> _EXERCISE REQUIREMENTS_: Write out each of the records below word for word, leaving out the pictures.
_ _ _ _ _ _ _
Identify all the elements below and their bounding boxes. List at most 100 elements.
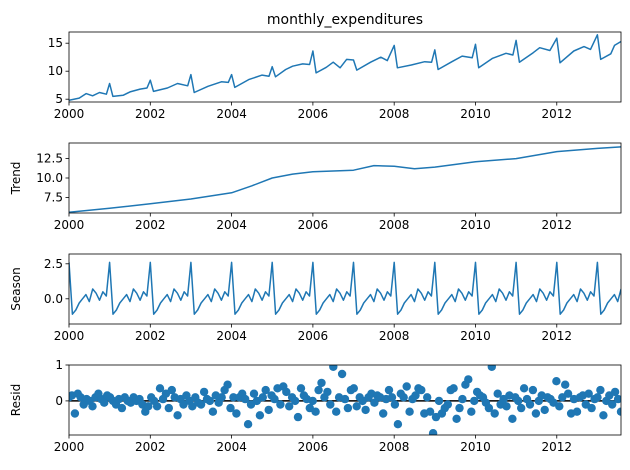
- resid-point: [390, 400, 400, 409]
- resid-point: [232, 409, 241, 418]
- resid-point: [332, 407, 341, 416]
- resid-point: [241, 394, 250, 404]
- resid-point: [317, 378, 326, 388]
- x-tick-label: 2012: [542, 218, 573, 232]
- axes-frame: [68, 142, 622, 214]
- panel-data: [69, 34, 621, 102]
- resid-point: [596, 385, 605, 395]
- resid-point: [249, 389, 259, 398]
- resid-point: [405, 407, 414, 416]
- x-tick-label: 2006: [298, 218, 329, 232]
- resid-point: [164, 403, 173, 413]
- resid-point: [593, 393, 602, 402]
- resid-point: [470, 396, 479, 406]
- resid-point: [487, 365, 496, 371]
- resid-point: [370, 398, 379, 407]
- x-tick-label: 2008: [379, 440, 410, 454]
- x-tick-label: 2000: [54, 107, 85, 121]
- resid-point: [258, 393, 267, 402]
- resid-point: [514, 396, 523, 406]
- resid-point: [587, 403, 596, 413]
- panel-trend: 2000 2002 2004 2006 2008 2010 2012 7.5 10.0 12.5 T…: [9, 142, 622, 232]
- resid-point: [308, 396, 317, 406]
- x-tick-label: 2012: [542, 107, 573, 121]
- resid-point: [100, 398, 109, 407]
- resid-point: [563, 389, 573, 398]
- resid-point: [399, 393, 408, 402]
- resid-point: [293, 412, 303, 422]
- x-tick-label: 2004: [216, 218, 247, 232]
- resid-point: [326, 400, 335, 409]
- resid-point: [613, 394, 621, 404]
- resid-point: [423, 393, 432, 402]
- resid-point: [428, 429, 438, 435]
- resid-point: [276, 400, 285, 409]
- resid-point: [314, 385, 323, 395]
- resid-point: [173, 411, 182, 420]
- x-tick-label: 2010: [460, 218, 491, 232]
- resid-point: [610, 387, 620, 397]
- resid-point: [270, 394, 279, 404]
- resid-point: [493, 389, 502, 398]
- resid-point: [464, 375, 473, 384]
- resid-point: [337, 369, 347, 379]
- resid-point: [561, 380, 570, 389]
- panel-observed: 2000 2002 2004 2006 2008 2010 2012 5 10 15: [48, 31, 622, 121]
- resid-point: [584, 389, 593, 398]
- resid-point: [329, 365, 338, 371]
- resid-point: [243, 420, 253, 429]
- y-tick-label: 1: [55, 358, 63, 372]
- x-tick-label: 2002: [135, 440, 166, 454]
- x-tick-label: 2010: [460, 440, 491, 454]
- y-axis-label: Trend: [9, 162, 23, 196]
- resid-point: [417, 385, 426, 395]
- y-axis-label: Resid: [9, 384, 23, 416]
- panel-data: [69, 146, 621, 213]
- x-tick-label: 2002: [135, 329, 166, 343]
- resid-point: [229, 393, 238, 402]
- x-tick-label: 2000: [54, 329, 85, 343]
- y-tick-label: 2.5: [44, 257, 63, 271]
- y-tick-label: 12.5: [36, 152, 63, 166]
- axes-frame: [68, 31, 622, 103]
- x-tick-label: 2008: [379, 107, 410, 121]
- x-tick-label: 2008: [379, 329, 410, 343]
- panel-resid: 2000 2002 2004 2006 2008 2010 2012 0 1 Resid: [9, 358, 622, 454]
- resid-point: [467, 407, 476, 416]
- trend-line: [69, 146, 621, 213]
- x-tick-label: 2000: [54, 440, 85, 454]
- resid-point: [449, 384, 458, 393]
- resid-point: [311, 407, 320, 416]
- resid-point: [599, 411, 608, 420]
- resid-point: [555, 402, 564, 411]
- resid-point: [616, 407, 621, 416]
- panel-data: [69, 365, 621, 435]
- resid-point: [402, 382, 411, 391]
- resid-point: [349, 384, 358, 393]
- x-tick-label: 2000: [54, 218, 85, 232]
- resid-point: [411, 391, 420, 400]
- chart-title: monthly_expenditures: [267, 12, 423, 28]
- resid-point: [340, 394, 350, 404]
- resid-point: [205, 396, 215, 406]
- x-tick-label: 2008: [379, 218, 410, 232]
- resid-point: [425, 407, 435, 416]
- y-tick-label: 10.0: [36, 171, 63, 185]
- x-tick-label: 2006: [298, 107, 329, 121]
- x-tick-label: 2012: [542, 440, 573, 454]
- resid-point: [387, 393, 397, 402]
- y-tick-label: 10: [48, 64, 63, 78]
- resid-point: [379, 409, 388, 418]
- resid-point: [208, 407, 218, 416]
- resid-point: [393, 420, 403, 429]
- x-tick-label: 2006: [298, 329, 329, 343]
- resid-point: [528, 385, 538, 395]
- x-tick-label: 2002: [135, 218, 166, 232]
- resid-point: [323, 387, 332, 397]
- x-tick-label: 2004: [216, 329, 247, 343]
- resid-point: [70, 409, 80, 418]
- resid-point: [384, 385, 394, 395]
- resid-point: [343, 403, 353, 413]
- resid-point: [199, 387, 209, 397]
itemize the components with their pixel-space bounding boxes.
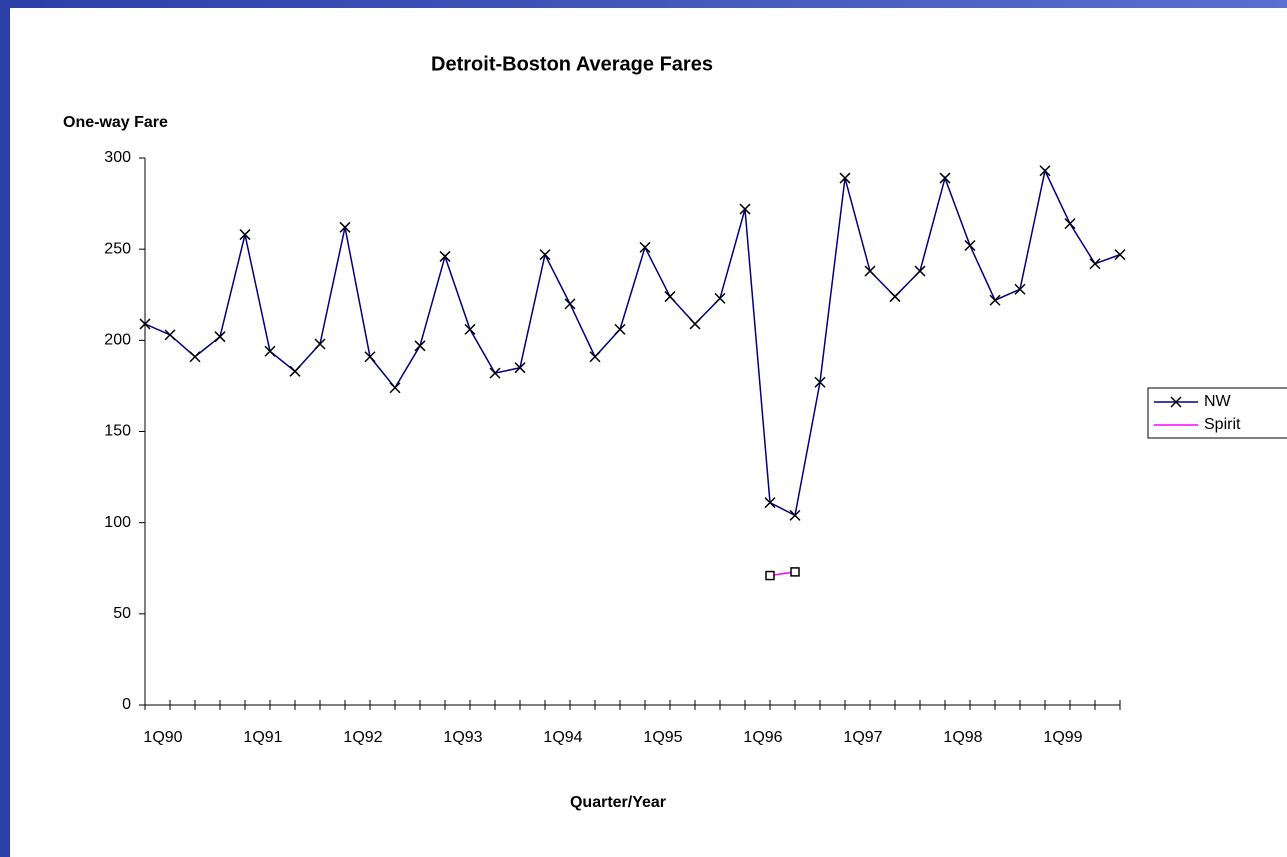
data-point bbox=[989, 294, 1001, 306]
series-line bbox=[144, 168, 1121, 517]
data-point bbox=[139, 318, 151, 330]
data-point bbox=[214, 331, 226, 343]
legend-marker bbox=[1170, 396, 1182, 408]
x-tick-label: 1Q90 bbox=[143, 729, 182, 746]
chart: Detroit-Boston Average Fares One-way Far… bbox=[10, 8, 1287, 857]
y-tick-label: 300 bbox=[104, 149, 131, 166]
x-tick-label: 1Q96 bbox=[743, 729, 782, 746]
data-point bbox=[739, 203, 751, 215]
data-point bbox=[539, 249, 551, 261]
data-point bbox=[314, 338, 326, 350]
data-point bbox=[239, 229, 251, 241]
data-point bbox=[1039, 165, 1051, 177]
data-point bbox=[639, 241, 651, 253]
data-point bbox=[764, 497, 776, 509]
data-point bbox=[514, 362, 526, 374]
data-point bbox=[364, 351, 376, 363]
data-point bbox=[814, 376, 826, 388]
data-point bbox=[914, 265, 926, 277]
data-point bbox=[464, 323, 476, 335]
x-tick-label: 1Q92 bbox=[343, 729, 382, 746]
_ _ _ _ _ _ _
> _SOLUTION BELOW_:
Identify all the elements below and their bounding boxes. List at most 100 elements.
- resid-point: [390, 400, 400, 409]
- resid-point: [232, 409, 241, 418]
- resid-point: [332, 407, 341, 416]
- resid-point: [241, 394, 250, 404]
- resid-point: [317, 378, 326, 388]
- x-tick-label: 2012: [542, 218, 573, 232]
- axes-frame: [68, 142, 622, 214]
- panel-data: [69, 34, 621, 102]
- resid-point: [596, 385, 605, 395]
- resid-point: [249, 389, 259, 398]
- resid-point: [405, 407, 414, 416]
- x-tick-label: 2006: [298, 218, 329, 232]
- resid-point: [164, 403, 173, 413]
- resid-point: [593, 393, 602, 402]
- resid-point: [470, 396, 479, 406]
- resid-point: [487, 365, 496, 371]
- resid-point: [370, 398, 379, 407]
- x-tick-label: 2008: [379, 440, 410, 454]
- x-tick-label: 2000: [54, 107, 85, 121]
- resid-point: [258, 393, 267, 402]
- resid-point: [514, 396, 523, 406]
- resid-point: [587, 403, 596, 413]
- panel-trend: 2000 2002 2004 2006 2008 2010 2012 7.5 10.0 12.5 T…: [9, 142, 622, 232]
- resid-point: [308, 396, 317, 406]
- x-tick-label: 2012: [542, 107, 573, 121]
- resid-point: [100, 398, 109, 407]
- resid-point: [563, 389, 573, 398]
- resid-point: [399, 393, 408, 402]
- resid-point: [293, 412, 303, 422]
- x-tick-label: 2004: [216, 218, 247, 232]
- resid-point: [326, 400, 335, 409]
- resid-point: [613, 394, 621, 404]
- resid-point: [423, 393, 432, 402]
- resid-point: [428, 429, 438, 435]
- resid-point: [276, 400, 285, 409]
- resid-point: [314, 385, 323, 395]
- resid-point: [173, 411, 182, 420]
- x-tick-label: 2010: [460, 218, 491, 232]
- resid-point: [610, 387, 620, 397]
- resid-point: [270, 394, 279, 404]
- resid-point: [493, 389, 502, 398]
- resid-point: [464, 375, 473, 384]
- resid-point: [337, 369, 347, 379]
- resid-point: [561, 380, 570, 389]
- panel-observed: 2000 2002 2004 2006 2008 2010 2012 5 10 15: [48, 31, 622, 121]
- resid-point: [584, 389, 593, 398]
- resid-point: [329, 365, 338, 371]
- resid-point: [243, 420, 253, 429]
- y-tick-label: 1: [55, 358, 63, 372]
- x-tick-label: 2002: [135, 440, 166, 454]
- x-tick-label: 2010: [460, 440, 491, 454]
- y-axis-label: Trend: [9, 162, 23, 196]
- resid-point: [417, 385, 426, 395]
- y-axis-label: Resid: [9, 384, 23, 416]
- panel-data: [69, 146, 621, 213]
- x-tick-label: 2002: [135, 329, 166, 343]
- resid-point: [229, 393, 238, 402]
- x-tick-label: 2000: [54, 329, 85, 343]
- y-tick-label: 2.5: [44, 257, 63, 271]
- y-tick-label: 12.5: [36, 152, 63, 166]
- axes-frame: [68, 31, 622, 103]
- x-tick-label: 2008: [379, 107, 410, 121]
- x-tick-label: 2008: [379, 329, 410, 343]
- panel-resid: 2000 2002 2004 2006 2008 2010 2012 0 1 Resid: [9, 358, 622, 454]
- resid-point: [467, 407, 476, 416]
- trend-line: [69, 146, 621, 213]
- x-tick-label: 2000: [54, 440, 85, 454]
- resid-point: [449, 384, 458, 393]
- resid-point: [311, 407, 320, 416]
- resid-point: [599, 411, 608, 420]
- resid-point: [555, 402, 564, 411]
- resid-point: [616, 407, 621, 416]
- panel-data: [69, 365, 621, 435]
- resid-point: [402, 382, 411, 391]
- resid-point: [349, 384, 358, 393]
- x-tick-label: 2000: [54, 218, 85, 232]
- resid-point: [411, 391, 420, 400]
- chart-title: monthly_expenditures: [267, 12, 423, 28]
- resid-point: [340, 394, 350, 404]
- resid-point: [205, 396, 215, 406]
- x-tick-label: 2008: [379, 218, 410, 232]
- resid-point: [425, 407, 435, 416]
- y-tick-label: 10.0: [36, 171, 63, 185]
- x-tick-label: 2006: [298, 107, 329, 121]
- x-tick-label: 2012: [542, 440, 573, 454]
- resid-point: [387, 393, 397, 402]
- y-tick-label: 10: [48, 64, 63, 78]
- resid-point: [379, 409, 388, 418]
- resid-point: [208, 407, 218, 416]
- resid-point: [393, 420, 403, 429]
- x-tick-label: 2006: [298, 329, 329, 343]
- resid-point: [528, 385, 538, 395]
- x-tick-label: 2002: [135, 218, 166, 232]
- resid-point: [323, 387, 332, 397]
- x-tick-label: 2004: [216, 329, 247, 343]
- resid-point: [70, 409, 80, 418]
- resid-point: [384, 385, 394, 395]
- resid-point: [343, 403, 353, 413]
- resid-point: [199, 387, 209, 397]
itemize the components with their pixel-space bounding boxes.
data-point bbox=[989, 294, 1001, 306]
series-line bbox=[144, 168, 1121, 517]
data-point bbox=[139, 318, 151, 330]
data-point bbox=[214, 331, 226, 343]
legend-marker bbox=[1170, 396, 1182, 408]
x-tick-label: 1Q90 bbox=[143, 729, 182, 746]
chart: Detroit-Boston Average Fares One-way Far… bbox=[10, 8, 1287, 857]
y-tick-label: 300 bbox=[104, 149, 131, 166]
x-tick-label: 1Q96 bbox=[743, 729, 782, 746]
data-point bbox=[739, 203, 751, 215]
data-point bbox=[539, 249, 551, 261]
data-point bbox=[314, 338, 326, 350]
data-point bbox=[239, 229, 251, 241]
data-point bbox=[1039, 165, 1051, 177]
data-point bbox=[639, 241, 651, 253]
data-point bbox=[764, 497, 776, 509]
data-point bbox=[514, 362, 526, 374]
data-point bbox=[364, 351, 376, 363]
data-point bbox=[814, 376, 826, 388]
data-point bbox=[914, 265, 926, 277]
data-point bbox=[464, 323, 476, 335]
x-tick-label: 1Q92 bbox=[343, 729, 382, 746]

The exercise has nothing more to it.